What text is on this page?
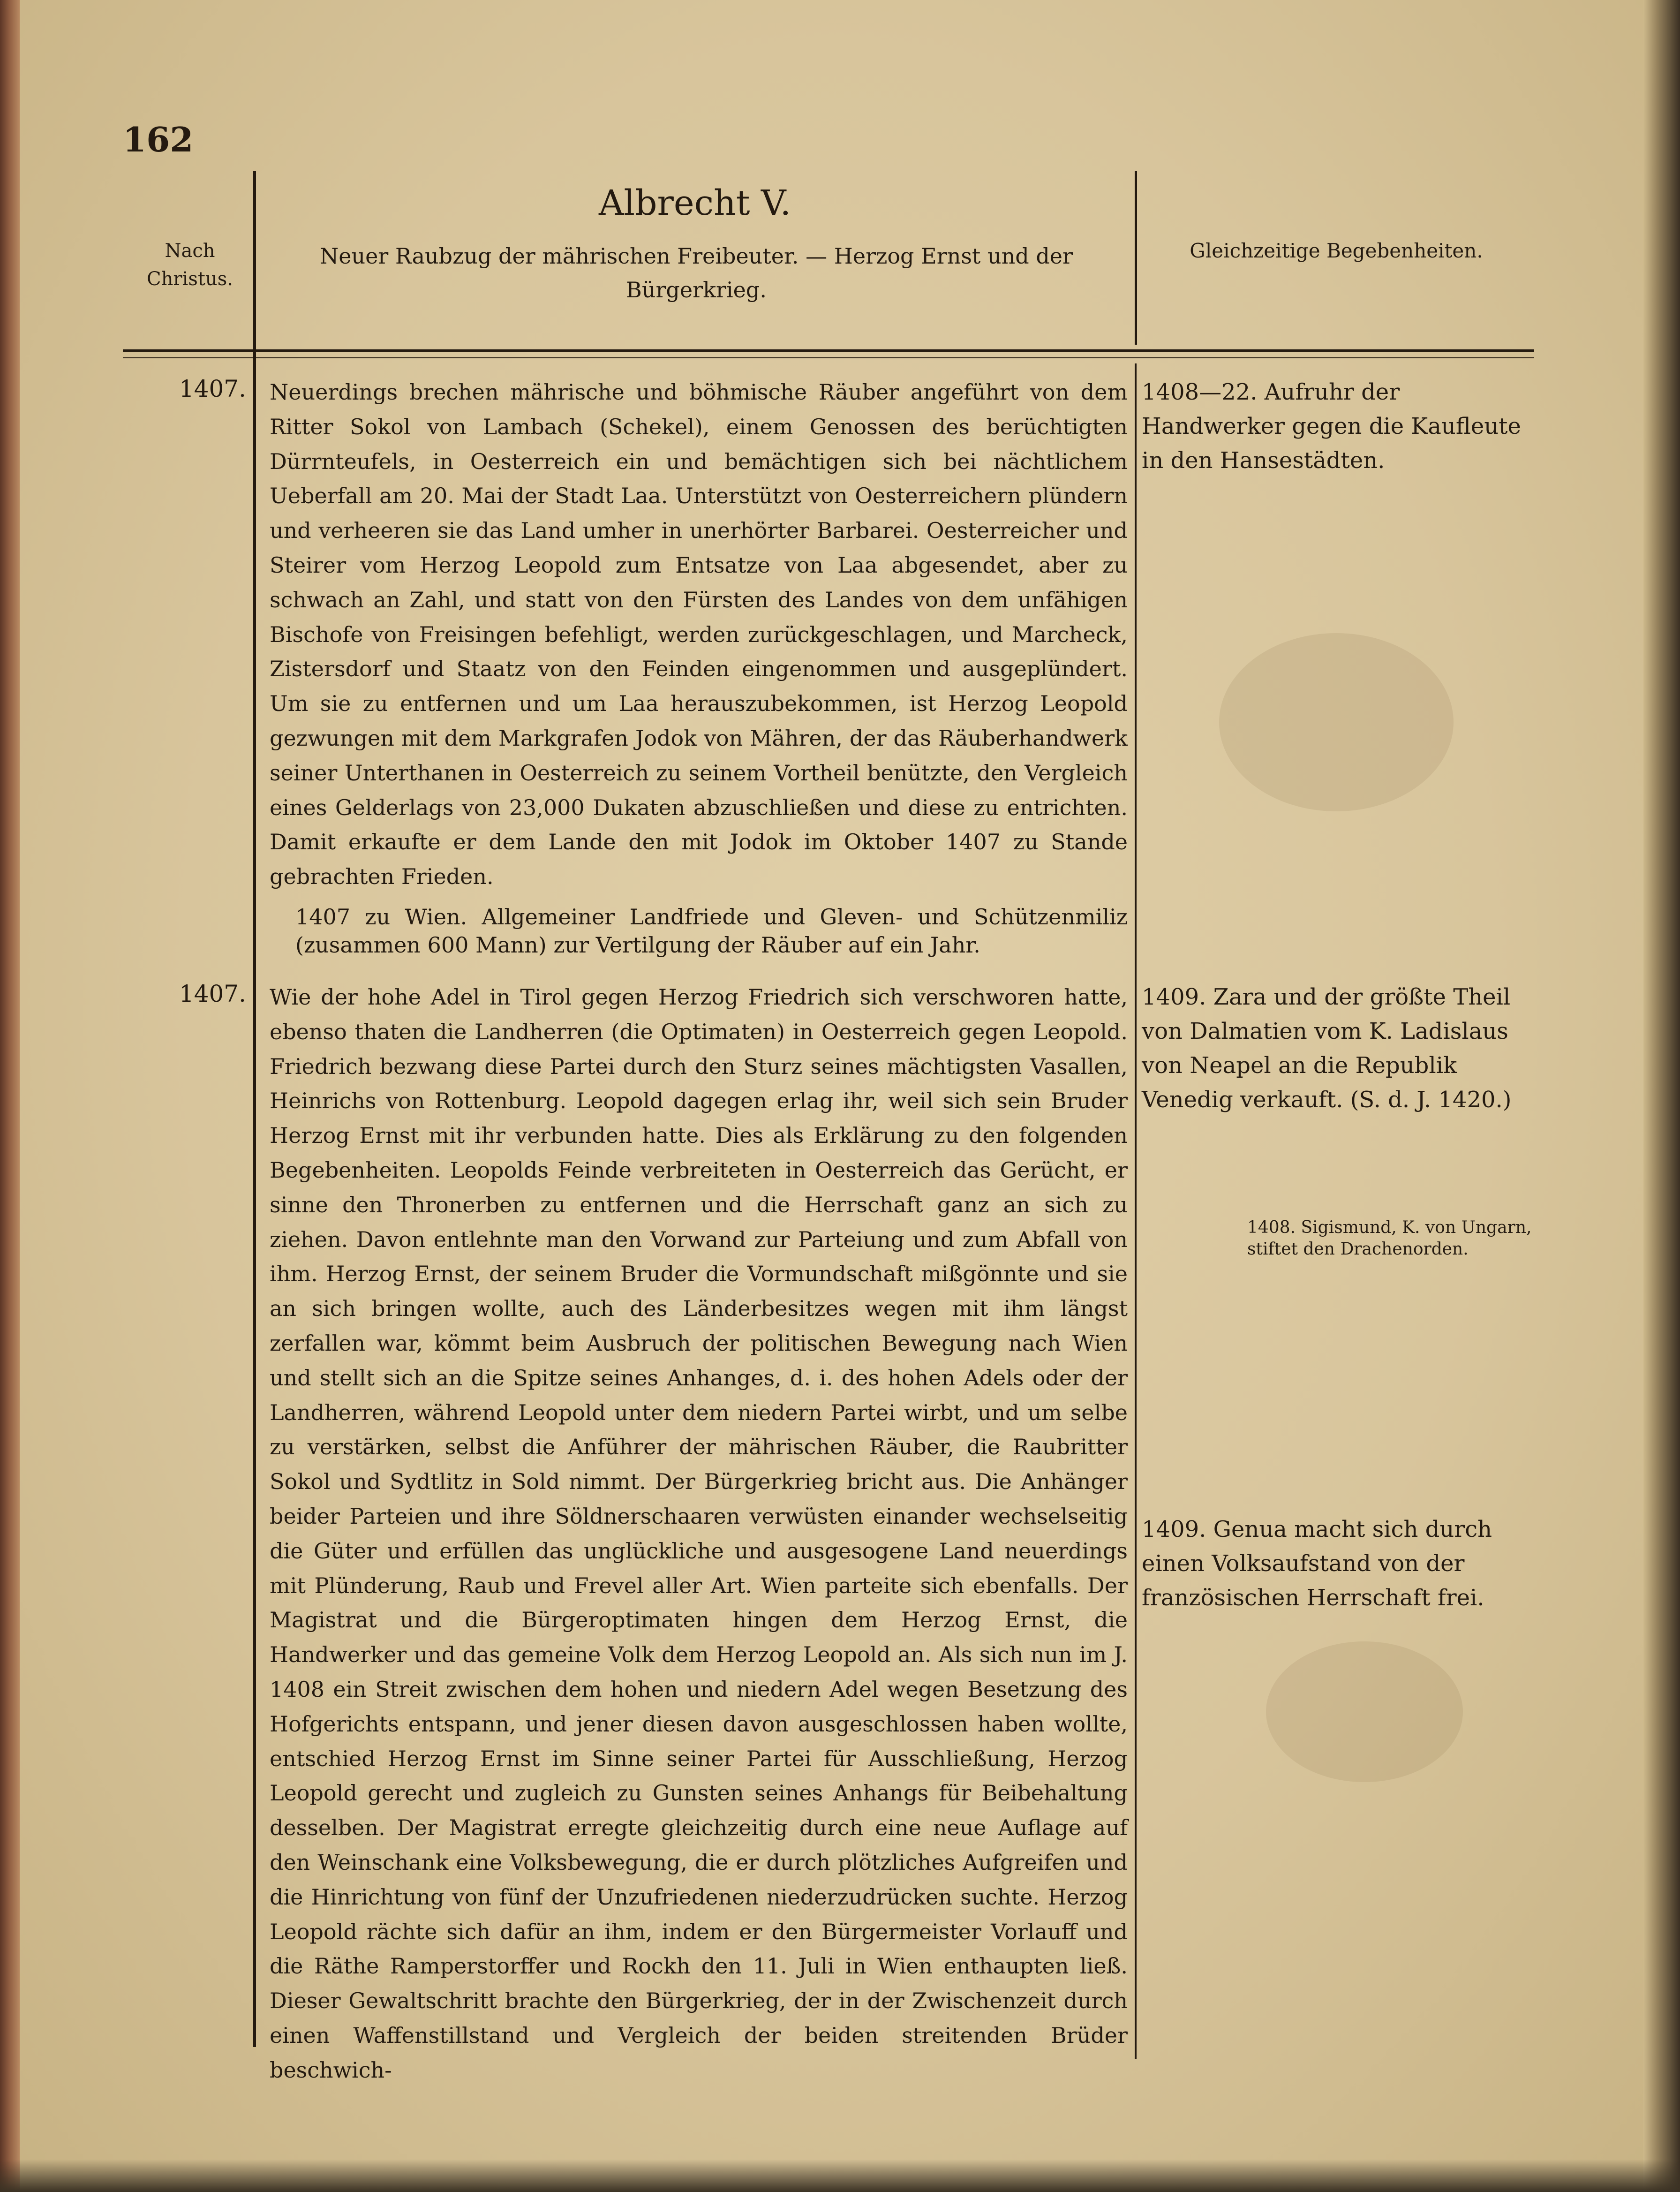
162
Nach Christus.
Albrecht V.
Neuer Raubzug der mährischen Freibeuter. — Herzog Ernst und der Bürgerkrieg.
Gleichzeitige Begebenheiten.
1407. Neuerdings brechen mährische und böhmische Räuber angeführt von dem Ritter Sokol von Lambach (Schekel), einem Genossen des berüchtigten Dürrnteufels, in Oesterreich ein und bemächtigen sich bei nächtlichem Ueberfall am 20. Mai der Stadt Laa. Unterstützt von Oesterreichern plündern und verheeren sie das Land umher in unerhörter Barbarei. Oesterreicher und Steirer vom Herzog Leopold zum Entsatze von Laa abgesendet, aber zu schwach an Zahl, und statt von den Fürsten des Landes von dem unfähigen Bischofe von Freisingen befehligt, werden zurückgeschlagen, und Marcheck, Zistersdorf und Staatz von den Feinden eingenommen und ausgeplündert. Um sie zu entfernen und um Laa herauszubekommen, ist Herzog Leopold gezwungen mit dem Markgrafen Jodok von Mähren, der das Räuberhandwerk seiner Unterthanen in Oesterreich zu seinem Vortheil benützte, den Vergleich eines Gelderlags von 23,000 Dukaten abzuschließen und diese zu entrichten. Damit erkaufte er dem Lande den mit Jodok im Oktober 1407 zu Stande gebrachten Frieden.

1407 zu Wien. Allgemeiner Landfriede und Gleven- und Schützenmiliz (zusammen 600 Mann) zur Vertilgung der Räuber auf ein Jahr.
1407. Wie der hohe Adel in Tirol gegen Herzog Friedrich sich verschworen hatte, ebenso thaten die Landherren (die Optimaten) in Oesterreich gegen Leopold. Friedrich bezwang diese Partei durch den Sturz seines mächtigsten Vasallen, Heinrichs von Rottenburg. Leopold dagegen erlag ihr, weil sich sein Bruder Herzog Ernst mit ihr verbunden hatte. Dies als Erklärung zu den folgenden Begebenheiten. Leopolds Feinde verbreiteten in Oesterreich das Gerücht, er sinne den Thronerben zu entfernen und die Herrschaft ganz an sich zu ziehen. Davon entlehnte man den Vorwand zur Parteiung und zum Abfall von ihm. Herzog Ernst, der seinem Bruder die Vormundschaft mißgönnte und sie an sich bringen wollte, auch des Länderbesitzes wegen mit ihm längst zerfallen war, kömmt beim Ausbruch der politischen Bewegung nach Wien und stellt sich an die Spitze seines Anhanges, d. i. des hohen Adels oder der Landherren, während Leopold unter dem niedern Partei wirbt, und um selbe zu verstärken, selbst die Anführer der mährischen Räuber, die Raubritter Sokol und Sydtlitz in Sold nimmt. Der Bürgerkrieg bricht aus. Die Anhänger beider Parteien und ihre Söldnerschaaren verwüsten einander wechselseitig die Güter und erfüllen das unglückliche und ausgesogene Land neuerdings mit Plünderung, Raub und Frevel aller Art. Wien parteite sich ebenfalls. Der Magistrat und die Bürgeroptimaten hingen dem Herzog Ernst, die Handwerker und das gemeine Volk dem Herzog Leopold an. Als sich nun im J. 1408 ein Streit zwischen dem hohen und niedern Adel wegen Besetzung des Hofgerichts entspann, und jener diesen davon ausgeschlossen haben wollte, entschied Herzog Ernst im Sinne seiner Partei für Ausschließung, Herzog Leopold gerecht und zugleich zu Gunsten seines Anhangs für Beibehaltung desselben. Der Magistrat erregte gleichzeitig durch eine neue Auflage auf den Weinschank eine Volksbewegung, die er durch plötzliches Aufgreifen und die Hinrichtung von fünf der Unzufriedenen niederzudrücken suchte. Herzog Leopold rächte sich dafür an ihm, indem er den Bürgermeister Vorlauff und die Räthe Ramperstorffer und Rockh den 11. Juli in Wien enthaupten ließ. Dieser Gewaltschritt brachte den Bürgerkrieg, der in der Zwischenzeit durch einen Waffenstillstand und Vergleich der beiden streitenden Brüder beschwich-

1408—22. Aufruhr der Handwerker gegen die Kaufleute in den Hansestädten.
1409. Zara und der größte Theil von Dalmatien vom K. Ladislaus von Neapel an die Republik Venedig verkauft. (S. d. J. 1420.)
1408. Sigismund, K. von Ungarn, stiftet den Drachenorden.
1409. Genua macht sich durch einen Volksaufstand von der französischen Herrschaft frei.
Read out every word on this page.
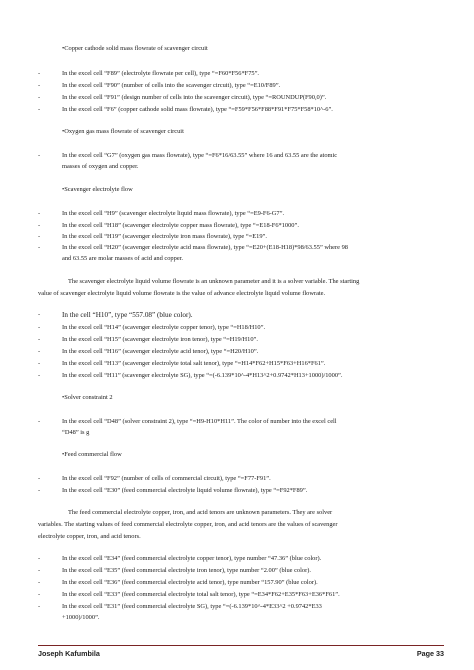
•Copper cathode solid mass flowrate of scavenger circuit
-	In the excel cell “F89” (electrolyte flowrate per cell), type “=F60*F56*F75”.
-	In the excel cell “F90” (number of cells into the scavenger circuit), type “=E10/F89”.
-	In the excel cell “F91” (design number of cells into the scavenger circuit), type “=ROUNDUP(F90,0)”.
-	In the excel cell “F6” (copper cathode solid mass flowrate), type “=F59*F56*F88*F91*F75*F58*10^-6”.
•Oxygen gas mass flowrate of scavenger circuit
-	In the excel cell “G7” (oxygen gas mass flowrate), type “=F6*16/63.55” where 16 and 63.55 are the atomic
masses of oxygen and copper.
•Scavenger electrolyte flow
-	In the excel cell “H9” (scavenger electrolyte liquid mass flowrate), type “=E9-F6-G7”.
-	In the excel cell “H18” (scavenger electrolyte copper mass flowrate), type “=E18-F6*1000”.
-	In the excel cell “H19” (scavenger electrolyte iron mass flowrate), type “=E19”.
-	In the excel cell “H20” (scavenger electrolyte acid mass flowrate), type “=E20+(E18-H18)*98/63.55” where 98
and 63.55 are molar masses of acid and copper.
The scavenger electrolyte liquid volume flowrate is an unknown parameter and it is a solver variable. The starting
value of scavenger electrolyte liquid volume flowrate is the value of advance electrolyte liquid volume flowrate.
-	In the cell “H10”, type “557.08” (blue color).
-	In the excel cell “H14” (scavenger electrolyte copper tenor), type “=H18/H10”.
-	In the excel cell “H15” (scavenger electrolyte iron tenor), type “=H19/H10”.
-	In the excel cell “H16” (scavenger electrolyte acid tenor), type “=H20/H10”.
-	In the excel cell “H13” (scavenger electrolyte total salt tenor), type “=H14*F62+H15*F63+H16*F61”.
-	In the excel cell “H11” (scavenger electrolyte SG), type “=(-6.139*10^-4*H13^2+0.9742*H13+1000)/1000”.
•Solver constraint 2
-	In the excel cell “D48” (solver constraint 2), type “=H9-H10*H11”. The color of number into the excel cell
“D48” is g
•Feed commercial flow
-	In the excel cell “F92” (number of cells of commercial circuit), type “=F77-F91”.
-	In the excel cell “E30” (feed commercial electrolyte liquid volume flowrate), type “=F92*F89”.
The feed commercial electrolyte copper, iron, and acid tenors are unknown parameters. They are solver
variables. The starting values of feed commercial electrolyte copper, iron, and acid tenors are the values of scavenger
electrolyte copper, iron, and acid tenors.
-	In the excel cell “E34” (feed commercial electrolyte copper tenor), type number “47.36” (blue color).
-	In the excel cell “E35” (feed commercial electrolyte iron tenor), type number “2.00” (blue color).
-	In the excel cell “E36” (feed commercial electrolyte acid tenor), type number “157.90” (blue color).
-	In the excel cell “E33” (feed commercial electrolyte total salt tenor), type “=E34*F62+E35*F63+E36*F61”.
-	In the excel cell “E31” (feed commercial electrolyte SG), type “=(-6.139*10^-4*E33^2 +0.9742*E33
+1000)/1000”.
Joseph Kafumbila	Page 33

» What the task asks
Return every line above in which the string "blue" occurs.

» Output below
-	In the cell “H10”, type “557.08” (blue color).
-	In the excel cell “E34” (feed commercial electrolyte copper tenor), type number “47.36” (blue color).
-	In the excel cell “E35” (feed commercial electrolyte iron tenor), type number “2.00” (blue color).
-	In the excel cell “E36” (feed commercial electrolyte acid tenor), type number “157.90” (blue color).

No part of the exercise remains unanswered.